* Job *
Check every line below for the word "name" and copy each one that has it.

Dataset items
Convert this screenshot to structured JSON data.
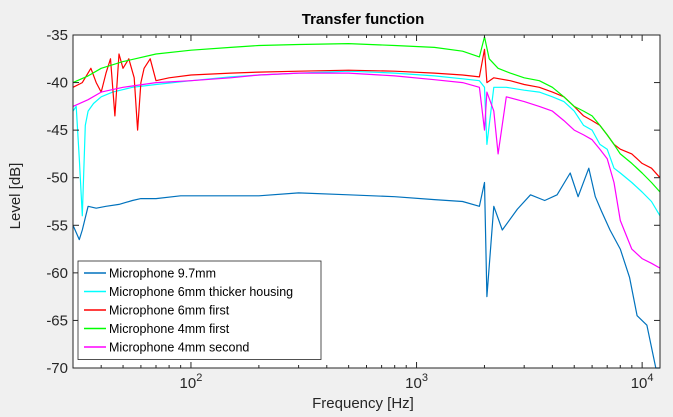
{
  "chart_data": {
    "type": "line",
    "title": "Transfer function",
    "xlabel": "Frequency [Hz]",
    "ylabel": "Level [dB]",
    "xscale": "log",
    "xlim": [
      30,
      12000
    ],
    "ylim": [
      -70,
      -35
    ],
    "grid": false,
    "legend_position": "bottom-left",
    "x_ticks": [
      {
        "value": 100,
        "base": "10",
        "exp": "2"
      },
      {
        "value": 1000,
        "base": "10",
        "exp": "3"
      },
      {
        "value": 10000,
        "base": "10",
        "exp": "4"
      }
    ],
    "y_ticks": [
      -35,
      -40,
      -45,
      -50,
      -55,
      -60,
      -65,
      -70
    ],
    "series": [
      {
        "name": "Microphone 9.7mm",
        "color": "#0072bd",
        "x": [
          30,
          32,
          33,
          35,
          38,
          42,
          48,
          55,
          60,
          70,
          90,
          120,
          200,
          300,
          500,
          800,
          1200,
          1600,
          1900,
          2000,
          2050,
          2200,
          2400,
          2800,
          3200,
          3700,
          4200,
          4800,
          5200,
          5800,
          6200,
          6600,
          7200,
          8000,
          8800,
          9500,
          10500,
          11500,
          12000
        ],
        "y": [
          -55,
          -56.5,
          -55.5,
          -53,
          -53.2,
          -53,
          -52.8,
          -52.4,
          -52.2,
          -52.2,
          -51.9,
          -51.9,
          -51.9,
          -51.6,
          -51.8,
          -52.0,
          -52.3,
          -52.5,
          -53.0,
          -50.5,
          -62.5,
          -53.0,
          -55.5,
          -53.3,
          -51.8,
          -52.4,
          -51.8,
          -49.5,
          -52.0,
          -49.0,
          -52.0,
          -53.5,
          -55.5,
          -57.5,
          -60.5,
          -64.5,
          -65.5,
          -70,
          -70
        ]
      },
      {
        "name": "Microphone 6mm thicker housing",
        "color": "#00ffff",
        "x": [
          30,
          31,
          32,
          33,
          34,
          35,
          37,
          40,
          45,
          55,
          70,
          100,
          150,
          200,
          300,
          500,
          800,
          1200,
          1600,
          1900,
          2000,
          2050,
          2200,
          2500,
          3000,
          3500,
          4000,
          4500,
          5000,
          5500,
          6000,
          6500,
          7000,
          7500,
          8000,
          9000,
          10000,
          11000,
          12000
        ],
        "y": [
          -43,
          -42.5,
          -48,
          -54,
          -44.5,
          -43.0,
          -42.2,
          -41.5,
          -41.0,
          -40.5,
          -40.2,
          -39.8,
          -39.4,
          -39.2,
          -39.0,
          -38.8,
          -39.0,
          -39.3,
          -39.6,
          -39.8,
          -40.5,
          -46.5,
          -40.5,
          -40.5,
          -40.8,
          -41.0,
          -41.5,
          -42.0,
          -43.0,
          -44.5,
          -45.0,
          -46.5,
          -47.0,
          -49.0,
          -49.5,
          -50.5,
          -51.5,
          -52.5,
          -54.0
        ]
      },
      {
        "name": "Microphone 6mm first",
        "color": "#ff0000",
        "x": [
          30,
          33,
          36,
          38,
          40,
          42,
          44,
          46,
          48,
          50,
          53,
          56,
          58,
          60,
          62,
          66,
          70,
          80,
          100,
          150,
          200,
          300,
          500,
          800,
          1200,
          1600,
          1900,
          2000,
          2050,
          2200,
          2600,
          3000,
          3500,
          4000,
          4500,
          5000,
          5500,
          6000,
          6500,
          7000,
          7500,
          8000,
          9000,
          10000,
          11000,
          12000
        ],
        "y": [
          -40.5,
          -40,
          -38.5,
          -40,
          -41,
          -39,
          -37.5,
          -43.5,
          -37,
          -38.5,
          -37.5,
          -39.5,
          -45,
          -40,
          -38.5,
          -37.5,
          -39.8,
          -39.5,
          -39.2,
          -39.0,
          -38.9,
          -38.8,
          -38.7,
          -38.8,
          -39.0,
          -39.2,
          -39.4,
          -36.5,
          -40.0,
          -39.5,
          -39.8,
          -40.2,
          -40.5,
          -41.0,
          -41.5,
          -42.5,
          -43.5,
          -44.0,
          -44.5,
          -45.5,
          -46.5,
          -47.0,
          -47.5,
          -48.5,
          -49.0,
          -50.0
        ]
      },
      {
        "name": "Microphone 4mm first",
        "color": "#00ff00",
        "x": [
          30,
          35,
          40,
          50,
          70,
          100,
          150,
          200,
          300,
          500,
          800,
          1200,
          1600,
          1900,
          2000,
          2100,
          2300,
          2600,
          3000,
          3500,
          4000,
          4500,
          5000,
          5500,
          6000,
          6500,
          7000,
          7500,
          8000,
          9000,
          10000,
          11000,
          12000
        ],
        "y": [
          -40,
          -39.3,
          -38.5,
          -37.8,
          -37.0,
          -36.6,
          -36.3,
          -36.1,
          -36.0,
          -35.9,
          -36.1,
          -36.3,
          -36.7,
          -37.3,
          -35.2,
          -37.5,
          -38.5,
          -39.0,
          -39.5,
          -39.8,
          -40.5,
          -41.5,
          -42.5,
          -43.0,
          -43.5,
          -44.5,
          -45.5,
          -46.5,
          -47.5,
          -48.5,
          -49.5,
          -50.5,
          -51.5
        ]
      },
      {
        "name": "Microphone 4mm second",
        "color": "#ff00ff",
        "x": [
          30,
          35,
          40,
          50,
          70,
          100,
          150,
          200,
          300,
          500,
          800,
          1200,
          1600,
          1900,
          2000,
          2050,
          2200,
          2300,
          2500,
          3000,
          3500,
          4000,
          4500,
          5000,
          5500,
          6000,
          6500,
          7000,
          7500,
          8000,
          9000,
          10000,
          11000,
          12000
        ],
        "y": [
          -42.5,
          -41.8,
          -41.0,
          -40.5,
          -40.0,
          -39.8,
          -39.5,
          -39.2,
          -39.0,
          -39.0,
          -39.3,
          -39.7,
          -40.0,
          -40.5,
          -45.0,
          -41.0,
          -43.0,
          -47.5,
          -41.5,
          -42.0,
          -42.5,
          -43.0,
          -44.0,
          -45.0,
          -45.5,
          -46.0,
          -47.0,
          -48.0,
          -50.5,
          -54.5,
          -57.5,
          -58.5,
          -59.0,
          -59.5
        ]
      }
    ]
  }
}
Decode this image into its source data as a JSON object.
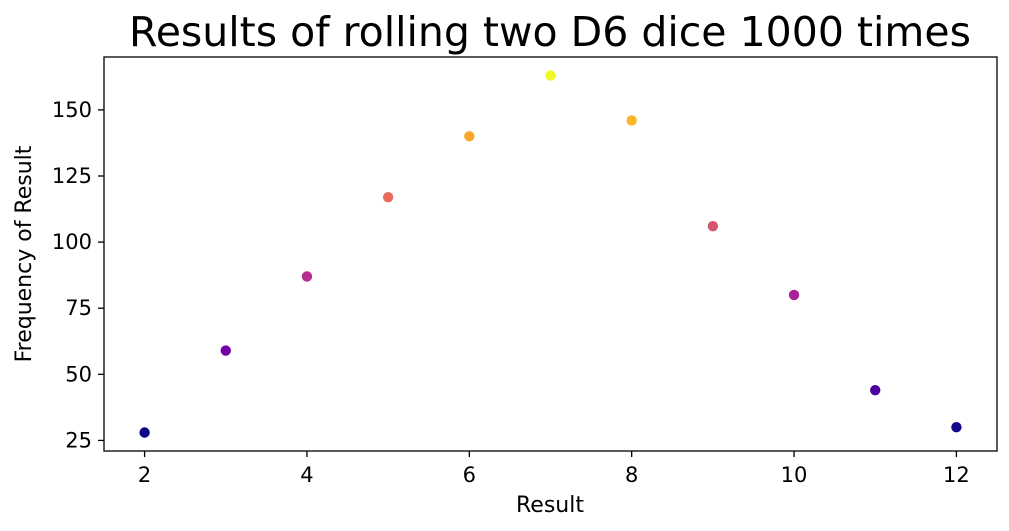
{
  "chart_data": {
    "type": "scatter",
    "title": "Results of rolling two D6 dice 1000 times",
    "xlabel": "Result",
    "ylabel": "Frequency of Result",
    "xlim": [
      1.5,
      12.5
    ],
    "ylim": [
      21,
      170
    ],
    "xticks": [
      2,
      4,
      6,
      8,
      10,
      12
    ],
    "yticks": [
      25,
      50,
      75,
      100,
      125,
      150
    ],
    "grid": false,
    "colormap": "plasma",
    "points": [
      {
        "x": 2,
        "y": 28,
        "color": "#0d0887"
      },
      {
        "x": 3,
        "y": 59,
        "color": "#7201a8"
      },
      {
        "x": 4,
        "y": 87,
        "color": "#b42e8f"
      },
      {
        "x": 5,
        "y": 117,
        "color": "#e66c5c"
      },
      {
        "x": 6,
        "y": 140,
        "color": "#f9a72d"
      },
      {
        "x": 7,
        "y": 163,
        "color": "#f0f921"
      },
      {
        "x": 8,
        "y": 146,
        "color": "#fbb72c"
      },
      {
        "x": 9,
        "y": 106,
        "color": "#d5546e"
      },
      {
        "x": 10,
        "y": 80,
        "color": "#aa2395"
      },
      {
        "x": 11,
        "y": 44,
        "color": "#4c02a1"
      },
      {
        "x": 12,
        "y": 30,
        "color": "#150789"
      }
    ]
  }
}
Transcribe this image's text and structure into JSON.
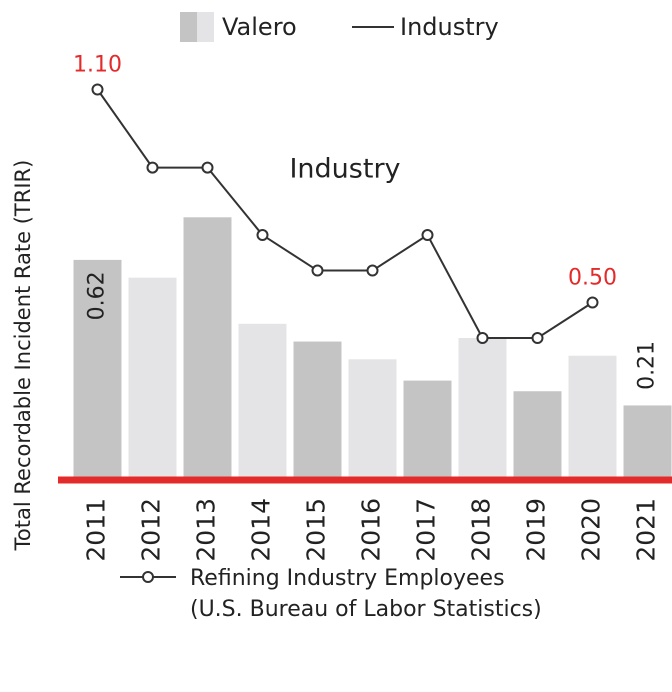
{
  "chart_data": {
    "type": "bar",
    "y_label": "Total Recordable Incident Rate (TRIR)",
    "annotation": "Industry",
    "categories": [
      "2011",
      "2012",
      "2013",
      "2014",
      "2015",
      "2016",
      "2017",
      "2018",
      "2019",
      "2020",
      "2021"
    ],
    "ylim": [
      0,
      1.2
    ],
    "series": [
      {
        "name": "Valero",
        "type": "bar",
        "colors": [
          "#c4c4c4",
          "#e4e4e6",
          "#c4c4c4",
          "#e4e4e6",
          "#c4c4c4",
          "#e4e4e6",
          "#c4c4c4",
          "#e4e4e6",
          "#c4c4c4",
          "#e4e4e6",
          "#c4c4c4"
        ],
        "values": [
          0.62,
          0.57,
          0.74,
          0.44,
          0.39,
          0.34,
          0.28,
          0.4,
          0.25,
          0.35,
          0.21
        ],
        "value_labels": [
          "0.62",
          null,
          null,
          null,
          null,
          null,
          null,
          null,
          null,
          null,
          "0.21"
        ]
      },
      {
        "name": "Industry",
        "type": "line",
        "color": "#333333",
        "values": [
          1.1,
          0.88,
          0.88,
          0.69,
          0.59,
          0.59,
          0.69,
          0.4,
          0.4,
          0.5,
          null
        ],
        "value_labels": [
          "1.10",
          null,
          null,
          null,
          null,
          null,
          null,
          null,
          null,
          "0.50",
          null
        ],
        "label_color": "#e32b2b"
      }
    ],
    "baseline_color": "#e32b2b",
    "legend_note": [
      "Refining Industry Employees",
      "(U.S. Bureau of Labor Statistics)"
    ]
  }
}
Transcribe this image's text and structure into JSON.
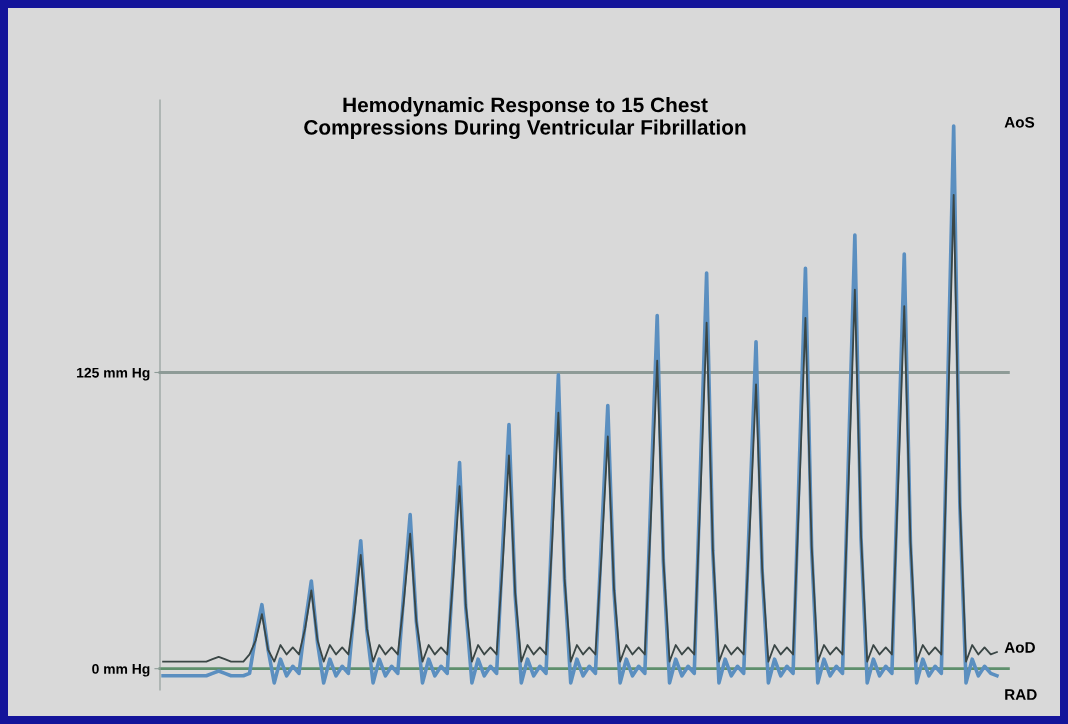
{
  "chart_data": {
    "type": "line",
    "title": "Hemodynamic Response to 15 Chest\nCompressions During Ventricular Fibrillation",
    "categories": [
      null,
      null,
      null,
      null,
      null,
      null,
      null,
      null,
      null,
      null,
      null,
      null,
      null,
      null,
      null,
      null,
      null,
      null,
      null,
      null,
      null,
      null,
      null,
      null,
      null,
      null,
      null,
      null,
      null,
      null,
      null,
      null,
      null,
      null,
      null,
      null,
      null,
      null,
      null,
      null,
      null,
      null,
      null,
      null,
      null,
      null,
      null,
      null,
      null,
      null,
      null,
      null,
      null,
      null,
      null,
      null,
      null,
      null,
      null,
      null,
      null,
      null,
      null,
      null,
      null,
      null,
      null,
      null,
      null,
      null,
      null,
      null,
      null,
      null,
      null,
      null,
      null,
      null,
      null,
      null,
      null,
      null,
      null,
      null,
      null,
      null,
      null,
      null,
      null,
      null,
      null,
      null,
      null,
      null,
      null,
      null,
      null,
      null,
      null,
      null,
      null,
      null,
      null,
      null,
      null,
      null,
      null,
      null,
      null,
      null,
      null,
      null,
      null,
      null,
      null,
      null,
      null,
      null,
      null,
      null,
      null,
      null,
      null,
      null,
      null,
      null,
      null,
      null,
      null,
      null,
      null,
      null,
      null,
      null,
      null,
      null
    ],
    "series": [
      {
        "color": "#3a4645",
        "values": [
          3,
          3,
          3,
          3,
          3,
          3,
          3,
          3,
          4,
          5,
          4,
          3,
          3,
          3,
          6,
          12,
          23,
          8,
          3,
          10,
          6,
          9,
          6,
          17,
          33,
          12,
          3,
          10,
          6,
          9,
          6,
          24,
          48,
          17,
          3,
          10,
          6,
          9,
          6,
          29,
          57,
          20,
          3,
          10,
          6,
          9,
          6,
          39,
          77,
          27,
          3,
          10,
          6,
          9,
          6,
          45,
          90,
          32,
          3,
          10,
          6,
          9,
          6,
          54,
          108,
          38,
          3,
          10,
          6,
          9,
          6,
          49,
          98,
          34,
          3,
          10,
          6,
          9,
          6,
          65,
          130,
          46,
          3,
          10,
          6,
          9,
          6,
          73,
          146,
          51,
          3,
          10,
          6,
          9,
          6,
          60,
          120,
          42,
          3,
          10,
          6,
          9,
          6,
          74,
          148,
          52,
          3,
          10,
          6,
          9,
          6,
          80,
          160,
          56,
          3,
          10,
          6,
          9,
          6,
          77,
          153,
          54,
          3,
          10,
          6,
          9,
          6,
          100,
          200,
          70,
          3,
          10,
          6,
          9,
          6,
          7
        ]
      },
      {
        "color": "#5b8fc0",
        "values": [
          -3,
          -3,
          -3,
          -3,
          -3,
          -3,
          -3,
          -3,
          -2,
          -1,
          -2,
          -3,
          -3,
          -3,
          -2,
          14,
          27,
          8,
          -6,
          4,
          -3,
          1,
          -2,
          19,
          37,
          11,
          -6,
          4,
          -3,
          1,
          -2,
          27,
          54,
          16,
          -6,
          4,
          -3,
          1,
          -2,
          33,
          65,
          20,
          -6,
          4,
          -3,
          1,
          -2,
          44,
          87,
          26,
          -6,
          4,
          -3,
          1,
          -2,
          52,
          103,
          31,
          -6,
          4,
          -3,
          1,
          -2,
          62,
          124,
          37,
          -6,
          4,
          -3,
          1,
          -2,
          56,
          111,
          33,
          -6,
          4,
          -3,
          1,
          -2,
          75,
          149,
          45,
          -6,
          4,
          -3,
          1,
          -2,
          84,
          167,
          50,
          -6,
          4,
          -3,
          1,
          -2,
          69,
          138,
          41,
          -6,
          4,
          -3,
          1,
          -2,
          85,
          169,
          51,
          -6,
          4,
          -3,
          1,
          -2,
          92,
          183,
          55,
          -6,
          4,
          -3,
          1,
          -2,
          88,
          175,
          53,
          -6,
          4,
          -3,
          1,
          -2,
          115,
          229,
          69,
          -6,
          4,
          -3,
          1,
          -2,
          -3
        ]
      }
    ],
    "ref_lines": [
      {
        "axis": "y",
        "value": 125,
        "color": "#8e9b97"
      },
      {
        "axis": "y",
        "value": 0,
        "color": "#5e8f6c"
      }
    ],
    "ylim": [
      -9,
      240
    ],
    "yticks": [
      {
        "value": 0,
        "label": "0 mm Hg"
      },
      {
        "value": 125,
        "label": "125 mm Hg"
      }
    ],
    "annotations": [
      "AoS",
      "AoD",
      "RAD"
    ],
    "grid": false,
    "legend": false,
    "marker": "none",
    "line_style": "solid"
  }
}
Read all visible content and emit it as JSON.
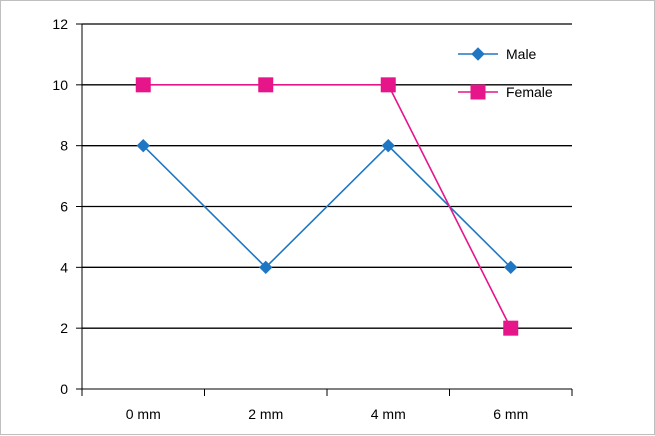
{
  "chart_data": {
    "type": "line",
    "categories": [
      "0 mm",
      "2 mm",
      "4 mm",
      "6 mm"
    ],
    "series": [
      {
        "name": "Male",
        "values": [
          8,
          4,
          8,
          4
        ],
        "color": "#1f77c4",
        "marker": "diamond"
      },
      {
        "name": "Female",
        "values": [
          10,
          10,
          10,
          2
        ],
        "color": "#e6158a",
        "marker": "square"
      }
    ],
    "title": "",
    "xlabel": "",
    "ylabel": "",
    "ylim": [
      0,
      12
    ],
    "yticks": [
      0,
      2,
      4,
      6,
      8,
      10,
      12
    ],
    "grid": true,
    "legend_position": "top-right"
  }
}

* Full output *
        "name": "Microphone 9.7mm",
        "name": "Microphone 6mm thicker housing",
        "name": "Microphone 6mm first",
        "name": "Microphone 4mm first",
        "name": "Microphone 4mm second",
        "name": "Valero",
        "name": "Industry",
        "name": "Male",
        "name": "Female",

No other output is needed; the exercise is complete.